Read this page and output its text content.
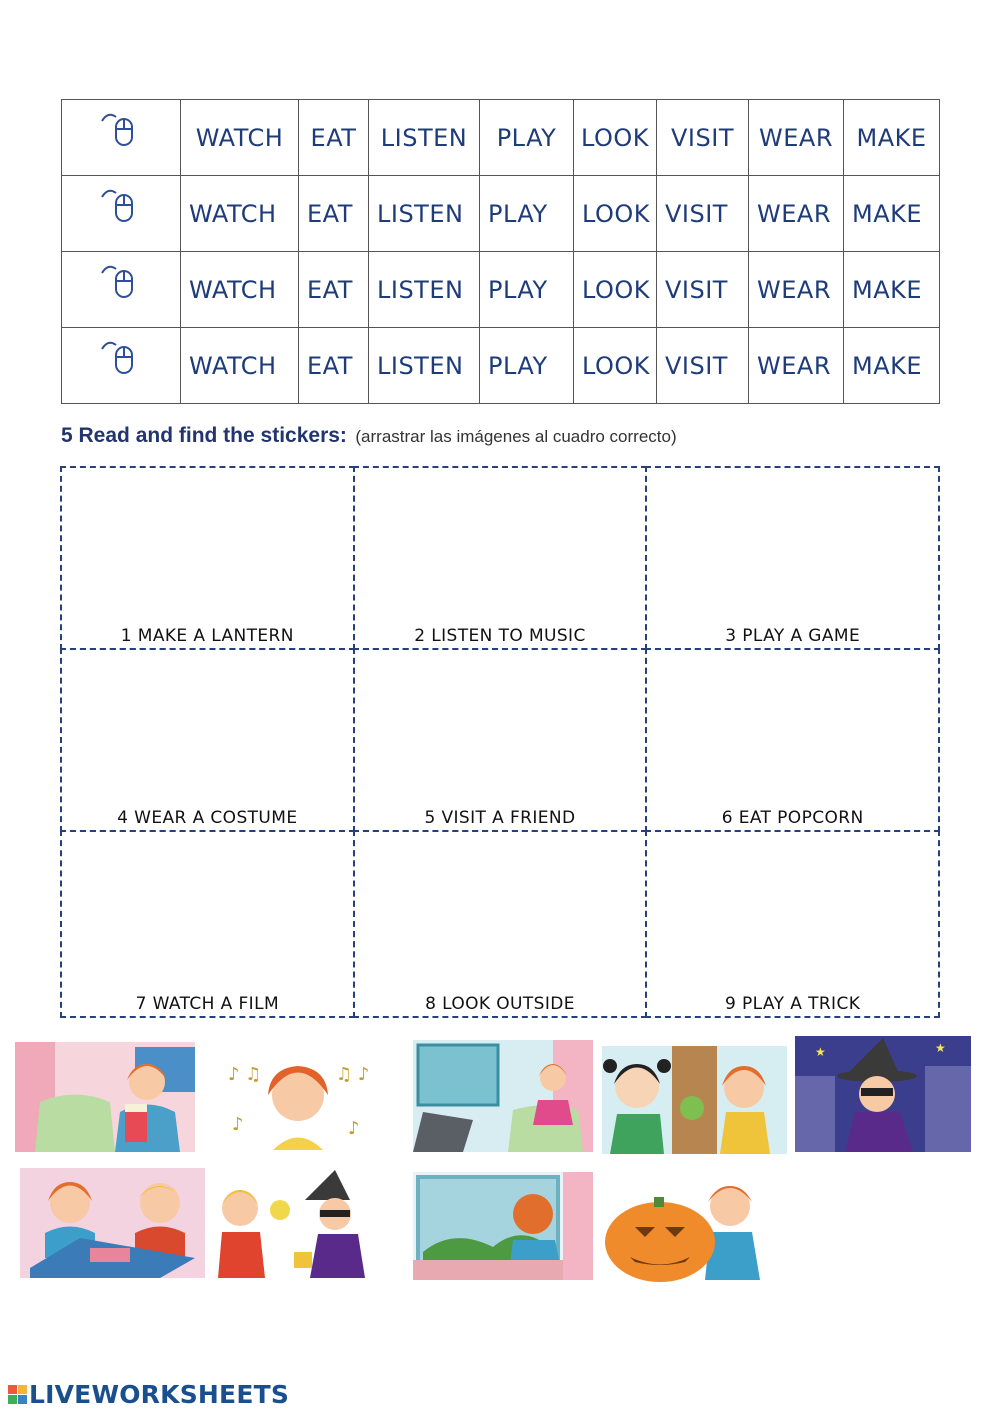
	WATCH	EAT	LISTEN	PLAY	LOOK	VISIT	WEAR	MAKE

	WATCH	EAT	LISTEN	PLAY	LOOK	VISIT	WEAR	MAKE

	WATCH	EAT	LISTEN	PLAY	LOOK	VISIT	WEAR	MAKE

	WATCH	EAT	LISTEN	PLAY	LOOK	VISIT	WEAR	MAKE
5 Read and find the stickers: (arrastrar las imágenes al cuadro correcto)
1 MAKE A LANTERN	2 LISTEN TO MUSIC	3 PLAY A GAME
4 WEAR A COSTUME	5 VISIT A FRIEND	6 EAT POPCORN
7 WATCH A FILM	8 LOOK OUTSIDE	9 PLAY A TRICK
♪ ♫	♫ ♪
♪	♪
★	★
LIVEWORKSHEETS
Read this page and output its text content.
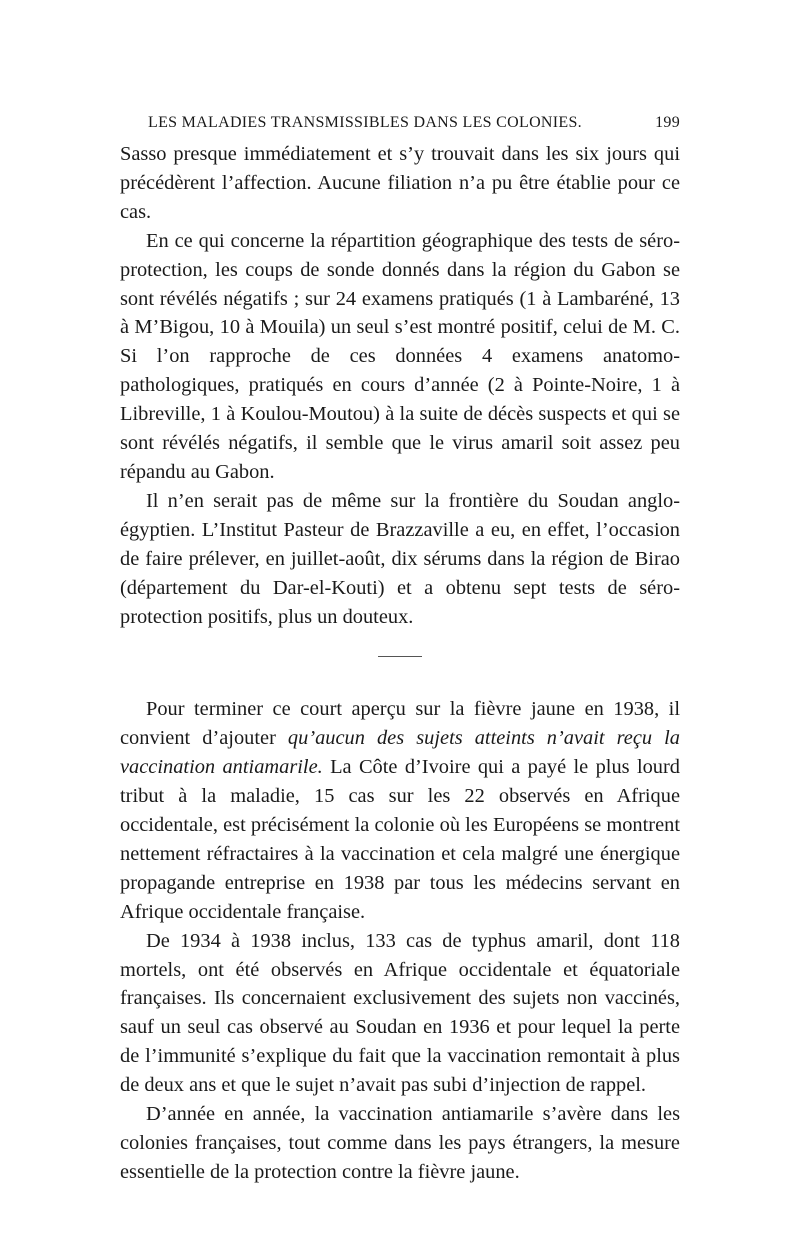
LES MALADIES TRANSMISSIBLES DANS LES COLONIES.	199

Sasso presque immédiatement et s’y trouvait dans les six jours qui précédèrent l’affection. Aucune filiation n’a pu être établie pour ce cas.

En ce qui concerne la répartition géographique des tests de séro-protection, les coups de sonde donnés dans la région du Gabon se sont révélés négatifs ; sur 24 examens pratiqués (1 à Lambaréné, 13 à M’Bigou, 10 à Mouila) un seul s’est montré positif, celui de M. C. Si l’on rapproche de ces données 4 examens anatomo-pathologiques, pratiqués en cours d’année (2 à Pointe-Noire, 1 à Libreville, 1 à Koulou-Moutou) à la suite de décès suspects et qui se sont révélés négatifs, il semble que le virus amaril soit assez peu répandu au Gabon.

Il n’en serait pas de même sur la frontière du Soudan anglo-égyptien. L’Institut Pasteur de Brazzaville a eu, en effet, l’occasion de faire prélever, en juillet-août, dix sérums dans la région de Birao (département du Dar-el-Kouti) et a obtenu sept tests de séro-protection positifs, plus un douteux.

Pour terminer ce court aperçu sur la fièvre jaune en 1938, il convient d’ajouter qu’aucun des sujets atteints n’avait reçu la vaccination antiamarile. La Côte d’Ivoire qui a payé le plus lourd tribut à la maladie, 15 cas sur les 22 observés en Afrique occidentale, est précisément la colonie où les Européens se montrent nettement réfractaires à la vaccination et cela malgré une énergique propagande entreprise en 1938 par tous les médecins servant en Afrique occidentale française.

De 1934 à 1938 inclus, 133 cas de typhus amaril, dont 118 mortels, ont été observés en Afrique occidentale et équatoriale françaises. Ils concernaient exclusivement des sujets non vaccinés, sauf un seul cas observé au Soudan en 1936 et pour lequel la perte de l’immunité s’explique du fait que la vaccination remontait à plus de deux ans et que le sujet n’avait pas subi d’injection de rappel.

D’année en année, la vaccination antiamarile s’avère dans les colonies françaises, tout comme dans les pays étrangers, la mesure essentielle de la protection contre la fièvre jaune.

(Assignment):
The whole of the data needs to be copied word for word, though not its pictures.

(Result of this task):
Read this page and output its text content.
	WATCH	EAT	LISTEN	PLAY	LOOK	VISIT	WEAR	MAKE

	WATCH	EAT	LISTEN	PLAY	LOOK	VISIT	WEAR	MAKE

	WATCH	EAT	LISTEN	PLAY	LOOK	VISIT	WEAR	MAKE

	WATCH	EAT	LISTEN	PLAY	LOOK	VISIT	WEAR	MAKE
5 Read and find the stickers: (arrastrar las imágenes al cuadro correcto)
1 MAKE A LANTERN	2 LISTEN TO MUSIC	3 PLAY A GAME
4 WEAR A COSTUME	5 VISIT A FRIEND	6 EAT POPCORN
7 WATCH A FILM	8 LOOK OUTSIDE	9 PLAY A TRICK
♪ ♫	♫ ♪
♪	♪
★	★
LIVEWORKSHEETS
Read this page and output its text content.
LES MALADIES TRANSMISSIBLES DANS LES COLONIES.	199

Sasso presque immédiatement et s’y trouvait dans les six jours qui précédèrent l’affection. Aucune filiation n’a pu être établie pour ce cas.

En ce qui concerne la répartition géographique des tests de séro-protection, les coups de sonde donnés dans la région du Gabon se sont révélés négatifs ; sur 24 examens pratiqués (1 à Lambaréné, 13 à M’Bigou, 10 à Mouila) un seul s’est montré positif, celui de M. C. Si l’on rapproche de ces données 4 examens anatomo-pathologiques, pratiqués en cours d’année (2 à Pointe-Noire, 1 à Libreville, 1 à Koulou-Moutou) à la suite de décès suspects et qui se sont révélés négatifs, il semble que le virus amaril soit assez peu répandu au Gabon.

Il n’en serait pas de même sur la frontière du Soudan anglo-égyptien. L’Institut Pasteur de Brazzaville a eu, en effet, l’occasion de faire prélever, en juillet-août, dix sérums dans la région de Birao (département du Dar-el-Kouti) et a obtenu sept tests de séro-protection positifs, plus un douteux.

Pour terminer ce court aperçu sur la fièvre jaune en 1938, il convient d’ajouter qu’aucun des sujets atteints n’avait reçu la vaccination antiamarile. La Côte d’Ivoire qui a payé le plus lourd tribut à la maladie, 15 cas sur les 22 observés en Afrique occidentale, est précisément la colonie où les Européens se montrent nettement réfractaires à la vaccination et cela malgré une énergique propagande entreprise en 1938 par tous les médecins servant en Afrique occidentale française.

De 1934 à 1938 inclus, 133 cas de typhus amaril, dont 118 mortels, ont été observés en Afrique occidentale et équatoriale françaises. Ils concernaient exclusivement des sujets non vaccinés, sauf un seul cas observé au Soudan en 1936 et pour lequel la perte de l’immunité s’explique du fait que la vaccination remontait à plus de deux ans et que le sujet n’avait pas subi d’injection de rappel.

D’année en année, la vaccination antiamarile s’avère dans les colonies françaises, tout comme dans les pays étrangers, la mesure essentielle de la protection contre la fièvre jaune.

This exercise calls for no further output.